--- start of Task inputs ---

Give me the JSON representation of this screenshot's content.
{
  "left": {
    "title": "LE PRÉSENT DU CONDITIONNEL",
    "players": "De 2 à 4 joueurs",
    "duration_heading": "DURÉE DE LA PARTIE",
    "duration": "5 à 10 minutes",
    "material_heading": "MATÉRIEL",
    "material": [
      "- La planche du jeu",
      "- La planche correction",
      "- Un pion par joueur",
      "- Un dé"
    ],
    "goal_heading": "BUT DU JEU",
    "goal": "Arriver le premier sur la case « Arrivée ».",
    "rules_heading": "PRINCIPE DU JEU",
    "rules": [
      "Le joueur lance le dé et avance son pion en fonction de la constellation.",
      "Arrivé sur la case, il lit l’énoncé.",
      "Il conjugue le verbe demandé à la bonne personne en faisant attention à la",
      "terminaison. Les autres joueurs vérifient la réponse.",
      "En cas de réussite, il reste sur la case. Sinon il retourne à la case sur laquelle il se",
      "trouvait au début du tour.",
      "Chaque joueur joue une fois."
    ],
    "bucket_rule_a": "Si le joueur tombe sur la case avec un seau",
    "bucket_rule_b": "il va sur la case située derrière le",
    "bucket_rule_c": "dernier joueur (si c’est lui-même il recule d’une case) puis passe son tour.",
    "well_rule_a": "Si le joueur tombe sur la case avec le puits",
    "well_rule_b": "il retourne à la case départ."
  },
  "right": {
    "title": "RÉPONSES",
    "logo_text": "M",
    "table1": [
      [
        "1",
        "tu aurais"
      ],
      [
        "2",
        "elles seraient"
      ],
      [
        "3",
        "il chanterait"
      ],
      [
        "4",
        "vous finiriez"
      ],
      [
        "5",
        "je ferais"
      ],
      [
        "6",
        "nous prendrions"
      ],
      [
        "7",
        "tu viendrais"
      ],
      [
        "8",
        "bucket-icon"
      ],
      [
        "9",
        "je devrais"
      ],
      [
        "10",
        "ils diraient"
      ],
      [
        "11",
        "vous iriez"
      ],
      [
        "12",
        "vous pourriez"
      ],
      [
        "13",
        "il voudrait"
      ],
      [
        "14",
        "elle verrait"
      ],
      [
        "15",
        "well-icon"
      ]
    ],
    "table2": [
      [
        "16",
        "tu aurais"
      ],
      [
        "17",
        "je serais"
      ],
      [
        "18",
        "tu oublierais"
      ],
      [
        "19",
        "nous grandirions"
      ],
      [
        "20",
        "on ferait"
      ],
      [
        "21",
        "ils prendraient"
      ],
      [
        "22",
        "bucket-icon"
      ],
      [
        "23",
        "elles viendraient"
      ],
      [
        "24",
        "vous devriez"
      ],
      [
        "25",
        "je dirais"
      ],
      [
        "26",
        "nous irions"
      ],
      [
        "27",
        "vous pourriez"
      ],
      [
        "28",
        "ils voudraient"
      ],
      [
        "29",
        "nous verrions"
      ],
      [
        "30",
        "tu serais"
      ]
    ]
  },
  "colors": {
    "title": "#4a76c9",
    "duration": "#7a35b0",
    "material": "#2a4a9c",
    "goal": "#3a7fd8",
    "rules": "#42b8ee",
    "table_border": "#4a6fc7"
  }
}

--- end of Task inputs ---
--- start of Task inputs ---

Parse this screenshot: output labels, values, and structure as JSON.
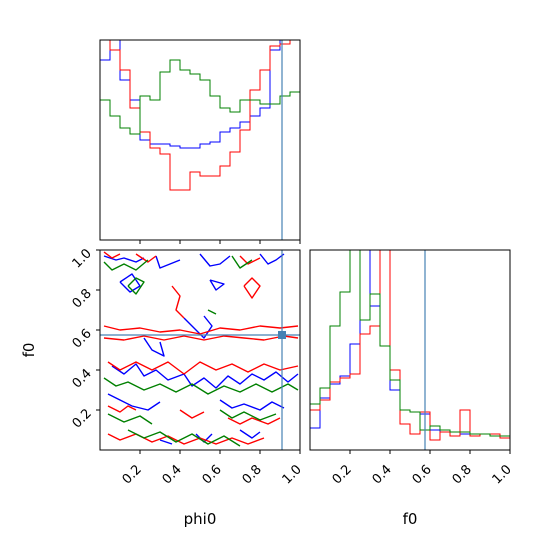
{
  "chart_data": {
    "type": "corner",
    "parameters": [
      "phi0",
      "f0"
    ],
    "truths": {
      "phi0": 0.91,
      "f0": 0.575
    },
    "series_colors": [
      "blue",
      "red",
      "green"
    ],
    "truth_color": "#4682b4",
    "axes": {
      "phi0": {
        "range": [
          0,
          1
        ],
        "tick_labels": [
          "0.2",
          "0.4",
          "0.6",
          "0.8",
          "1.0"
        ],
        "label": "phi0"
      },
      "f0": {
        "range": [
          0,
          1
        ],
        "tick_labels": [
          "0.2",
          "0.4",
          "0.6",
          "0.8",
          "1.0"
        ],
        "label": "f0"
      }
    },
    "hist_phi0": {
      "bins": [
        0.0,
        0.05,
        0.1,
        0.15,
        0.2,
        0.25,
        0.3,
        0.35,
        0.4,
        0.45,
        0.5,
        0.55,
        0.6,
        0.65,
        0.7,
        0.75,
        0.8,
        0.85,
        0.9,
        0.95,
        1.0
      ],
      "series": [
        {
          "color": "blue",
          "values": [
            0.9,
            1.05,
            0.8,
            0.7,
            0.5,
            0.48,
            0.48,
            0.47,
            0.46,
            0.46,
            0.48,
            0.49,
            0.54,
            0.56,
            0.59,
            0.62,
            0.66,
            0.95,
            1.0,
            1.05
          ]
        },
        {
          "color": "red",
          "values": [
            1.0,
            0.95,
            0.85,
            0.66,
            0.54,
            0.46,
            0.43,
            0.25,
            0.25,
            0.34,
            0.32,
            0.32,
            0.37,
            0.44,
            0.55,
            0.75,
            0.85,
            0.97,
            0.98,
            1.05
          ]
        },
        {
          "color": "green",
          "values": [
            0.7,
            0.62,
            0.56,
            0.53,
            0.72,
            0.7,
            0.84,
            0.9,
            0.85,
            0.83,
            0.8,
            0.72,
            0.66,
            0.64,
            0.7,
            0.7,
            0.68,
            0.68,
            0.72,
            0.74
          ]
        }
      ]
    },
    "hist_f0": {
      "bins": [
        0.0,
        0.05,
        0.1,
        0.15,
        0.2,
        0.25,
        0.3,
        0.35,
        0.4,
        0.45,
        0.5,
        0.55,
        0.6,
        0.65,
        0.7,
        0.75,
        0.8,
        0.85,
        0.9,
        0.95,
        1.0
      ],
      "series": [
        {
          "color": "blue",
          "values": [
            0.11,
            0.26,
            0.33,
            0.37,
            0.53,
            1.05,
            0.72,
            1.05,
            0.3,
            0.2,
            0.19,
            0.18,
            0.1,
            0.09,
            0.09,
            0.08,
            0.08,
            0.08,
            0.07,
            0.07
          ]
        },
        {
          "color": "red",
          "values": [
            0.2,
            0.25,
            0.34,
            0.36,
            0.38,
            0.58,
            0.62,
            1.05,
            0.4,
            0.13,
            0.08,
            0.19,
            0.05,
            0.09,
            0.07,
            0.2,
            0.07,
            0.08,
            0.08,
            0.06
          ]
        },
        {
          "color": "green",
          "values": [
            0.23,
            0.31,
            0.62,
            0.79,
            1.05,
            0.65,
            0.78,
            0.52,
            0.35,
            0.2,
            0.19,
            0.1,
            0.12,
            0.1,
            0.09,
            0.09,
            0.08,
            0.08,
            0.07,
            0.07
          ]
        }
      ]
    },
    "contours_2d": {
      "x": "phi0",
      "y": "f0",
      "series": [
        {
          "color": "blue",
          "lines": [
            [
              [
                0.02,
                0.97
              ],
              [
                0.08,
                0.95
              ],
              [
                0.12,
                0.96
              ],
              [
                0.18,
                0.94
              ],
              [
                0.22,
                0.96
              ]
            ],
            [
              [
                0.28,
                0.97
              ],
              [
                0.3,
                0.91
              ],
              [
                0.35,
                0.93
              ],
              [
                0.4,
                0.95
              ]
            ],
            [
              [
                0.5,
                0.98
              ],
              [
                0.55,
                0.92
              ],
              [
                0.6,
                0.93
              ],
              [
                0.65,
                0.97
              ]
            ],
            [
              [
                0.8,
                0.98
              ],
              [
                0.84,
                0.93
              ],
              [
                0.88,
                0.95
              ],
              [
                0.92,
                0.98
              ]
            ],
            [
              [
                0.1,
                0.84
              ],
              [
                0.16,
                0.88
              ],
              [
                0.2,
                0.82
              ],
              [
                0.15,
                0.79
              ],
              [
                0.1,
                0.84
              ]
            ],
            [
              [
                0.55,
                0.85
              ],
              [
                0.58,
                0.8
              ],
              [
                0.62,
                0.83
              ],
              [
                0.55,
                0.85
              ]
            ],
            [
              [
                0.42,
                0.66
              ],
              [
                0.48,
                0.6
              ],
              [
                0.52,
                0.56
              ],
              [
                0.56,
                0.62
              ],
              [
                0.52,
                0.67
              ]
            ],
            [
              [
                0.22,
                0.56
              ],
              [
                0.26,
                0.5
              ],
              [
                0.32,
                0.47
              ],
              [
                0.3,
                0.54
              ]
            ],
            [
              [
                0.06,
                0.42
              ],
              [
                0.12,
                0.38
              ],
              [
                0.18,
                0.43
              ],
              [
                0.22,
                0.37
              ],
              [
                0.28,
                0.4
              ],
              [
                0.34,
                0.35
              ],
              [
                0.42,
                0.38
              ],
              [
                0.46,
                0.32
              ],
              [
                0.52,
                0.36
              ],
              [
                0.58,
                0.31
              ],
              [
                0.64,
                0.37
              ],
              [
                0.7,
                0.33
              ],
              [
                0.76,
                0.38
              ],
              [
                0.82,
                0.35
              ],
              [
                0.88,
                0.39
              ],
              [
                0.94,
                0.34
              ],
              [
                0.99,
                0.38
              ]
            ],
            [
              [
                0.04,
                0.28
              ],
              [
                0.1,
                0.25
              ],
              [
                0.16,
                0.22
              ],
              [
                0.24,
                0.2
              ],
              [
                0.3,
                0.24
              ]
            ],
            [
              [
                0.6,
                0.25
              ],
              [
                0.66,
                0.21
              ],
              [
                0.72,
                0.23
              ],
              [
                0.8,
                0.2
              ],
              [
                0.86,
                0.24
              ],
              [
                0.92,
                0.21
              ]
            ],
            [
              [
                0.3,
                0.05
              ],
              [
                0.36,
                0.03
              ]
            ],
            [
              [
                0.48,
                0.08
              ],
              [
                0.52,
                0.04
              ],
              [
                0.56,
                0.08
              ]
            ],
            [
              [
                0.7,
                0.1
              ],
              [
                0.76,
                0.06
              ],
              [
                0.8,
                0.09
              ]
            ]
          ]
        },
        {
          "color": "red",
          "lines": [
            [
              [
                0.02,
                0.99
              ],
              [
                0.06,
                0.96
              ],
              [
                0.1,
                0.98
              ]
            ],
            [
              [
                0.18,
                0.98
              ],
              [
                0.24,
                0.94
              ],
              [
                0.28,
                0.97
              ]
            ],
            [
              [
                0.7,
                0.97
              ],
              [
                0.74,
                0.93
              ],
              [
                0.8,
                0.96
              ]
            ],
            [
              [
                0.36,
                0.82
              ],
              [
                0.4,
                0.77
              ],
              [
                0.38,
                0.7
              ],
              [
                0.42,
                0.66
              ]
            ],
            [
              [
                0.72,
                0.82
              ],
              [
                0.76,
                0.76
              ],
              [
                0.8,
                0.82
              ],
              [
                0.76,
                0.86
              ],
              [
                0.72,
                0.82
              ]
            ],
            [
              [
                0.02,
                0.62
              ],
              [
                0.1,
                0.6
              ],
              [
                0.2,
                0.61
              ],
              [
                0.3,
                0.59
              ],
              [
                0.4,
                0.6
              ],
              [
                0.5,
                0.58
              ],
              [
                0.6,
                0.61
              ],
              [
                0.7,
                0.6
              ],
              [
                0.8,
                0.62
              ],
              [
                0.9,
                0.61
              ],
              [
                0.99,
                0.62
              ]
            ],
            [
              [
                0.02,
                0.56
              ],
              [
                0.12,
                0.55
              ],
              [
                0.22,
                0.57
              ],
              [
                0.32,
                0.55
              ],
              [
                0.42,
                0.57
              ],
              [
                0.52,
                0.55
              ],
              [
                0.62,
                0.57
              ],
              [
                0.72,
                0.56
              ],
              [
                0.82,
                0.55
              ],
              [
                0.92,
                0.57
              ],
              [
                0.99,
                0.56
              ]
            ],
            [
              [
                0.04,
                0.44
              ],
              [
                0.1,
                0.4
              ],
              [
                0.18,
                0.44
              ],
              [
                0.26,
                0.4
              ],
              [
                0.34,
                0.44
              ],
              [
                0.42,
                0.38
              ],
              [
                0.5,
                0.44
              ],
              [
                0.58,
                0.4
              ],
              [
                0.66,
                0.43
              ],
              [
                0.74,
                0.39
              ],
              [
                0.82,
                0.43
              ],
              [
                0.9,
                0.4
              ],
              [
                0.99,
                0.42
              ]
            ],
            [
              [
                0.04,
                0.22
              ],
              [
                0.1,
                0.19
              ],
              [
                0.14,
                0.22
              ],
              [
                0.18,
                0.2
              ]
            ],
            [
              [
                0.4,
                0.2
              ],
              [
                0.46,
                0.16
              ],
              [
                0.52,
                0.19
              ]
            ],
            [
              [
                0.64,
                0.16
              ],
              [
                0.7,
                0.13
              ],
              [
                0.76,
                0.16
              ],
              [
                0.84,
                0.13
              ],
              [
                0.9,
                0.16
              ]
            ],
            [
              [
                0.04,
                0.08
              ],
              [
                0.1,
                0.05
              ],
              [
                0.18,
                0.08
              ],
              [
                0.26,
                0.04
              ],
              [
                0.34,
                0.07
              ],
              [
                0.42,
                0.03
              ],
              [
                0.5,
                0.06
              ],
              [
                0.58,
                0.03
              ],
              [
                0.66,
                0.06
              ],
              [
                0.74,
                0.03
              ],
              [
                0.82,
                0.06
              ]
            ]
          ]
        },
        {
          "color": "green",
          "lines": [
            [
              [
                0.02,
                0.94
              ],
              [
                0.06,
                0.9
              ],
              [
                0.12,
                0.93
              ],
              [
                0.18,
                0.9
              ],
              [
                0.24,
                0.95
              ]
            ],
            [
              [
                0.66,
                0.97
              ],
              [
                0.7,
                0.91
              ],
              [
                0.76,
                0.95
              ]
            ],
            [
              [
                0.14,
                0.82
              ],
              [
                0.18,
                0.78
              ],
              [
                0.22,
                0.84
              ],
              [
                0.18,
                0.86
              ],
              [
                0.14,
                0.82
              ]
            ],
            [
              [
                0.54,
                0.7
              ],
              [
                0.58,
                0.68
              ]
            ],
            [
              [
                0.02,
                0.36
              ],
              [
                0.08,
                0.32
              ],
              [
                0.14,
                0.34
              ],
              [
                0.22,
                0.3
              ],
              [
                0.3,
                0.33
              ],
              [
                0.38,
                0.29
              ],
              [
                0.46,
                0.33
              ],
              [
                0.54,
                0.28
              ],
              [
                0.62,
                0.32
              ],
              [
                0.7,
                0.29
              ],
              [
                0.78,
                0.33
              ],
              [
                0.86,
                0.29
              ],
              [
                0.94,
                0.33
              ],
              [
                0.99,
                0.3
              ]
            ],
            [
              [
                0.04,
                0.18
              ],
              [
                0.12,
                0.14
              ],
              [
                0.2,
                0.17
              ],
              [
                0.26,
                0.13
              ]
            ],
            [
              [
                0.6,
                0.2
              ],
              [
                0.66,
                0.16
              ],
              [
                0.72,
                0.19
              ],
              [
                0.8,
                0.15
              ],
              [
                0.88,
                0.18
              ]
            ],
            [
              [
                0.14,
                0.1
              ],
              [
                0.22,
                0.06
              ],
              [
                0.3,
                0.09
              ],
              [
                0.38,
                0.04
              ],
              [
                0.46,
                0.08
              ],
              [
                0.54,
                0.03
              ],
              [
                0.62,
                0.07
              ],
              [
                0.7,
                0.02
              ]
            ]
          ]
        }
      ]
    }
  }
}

--- end of Task inputs ---
--- start of Task inputs ---

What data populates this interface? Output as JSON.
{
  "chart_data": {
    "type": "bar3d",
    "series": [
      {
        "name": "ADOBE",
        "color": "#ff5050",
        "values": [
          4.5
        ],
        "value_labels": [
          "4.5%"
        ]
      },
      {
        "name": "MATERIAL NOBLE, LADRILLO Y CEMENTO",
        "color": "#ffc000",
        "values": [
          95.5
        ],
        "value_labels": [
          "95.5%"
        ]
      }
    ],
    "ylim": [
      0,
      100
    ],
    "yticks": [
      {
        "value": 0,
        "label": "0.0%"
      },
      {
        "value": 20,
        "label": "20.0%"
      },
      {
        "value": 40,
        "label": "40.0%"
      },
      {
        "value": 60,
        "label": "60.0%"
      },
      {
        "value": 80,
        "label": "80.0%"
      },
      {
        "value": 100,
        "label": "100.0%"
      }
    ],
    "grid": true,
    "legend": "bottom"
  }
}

--- end of Task inputs ---

# Description of the task
Find and copy each line above that includes the string "this".

# Correct answer
Give me the JSON representation of this screenshot's content.
Parse this screenshot: output labels, values, and structure as JSON.
What data populates this interface? Output as JSON.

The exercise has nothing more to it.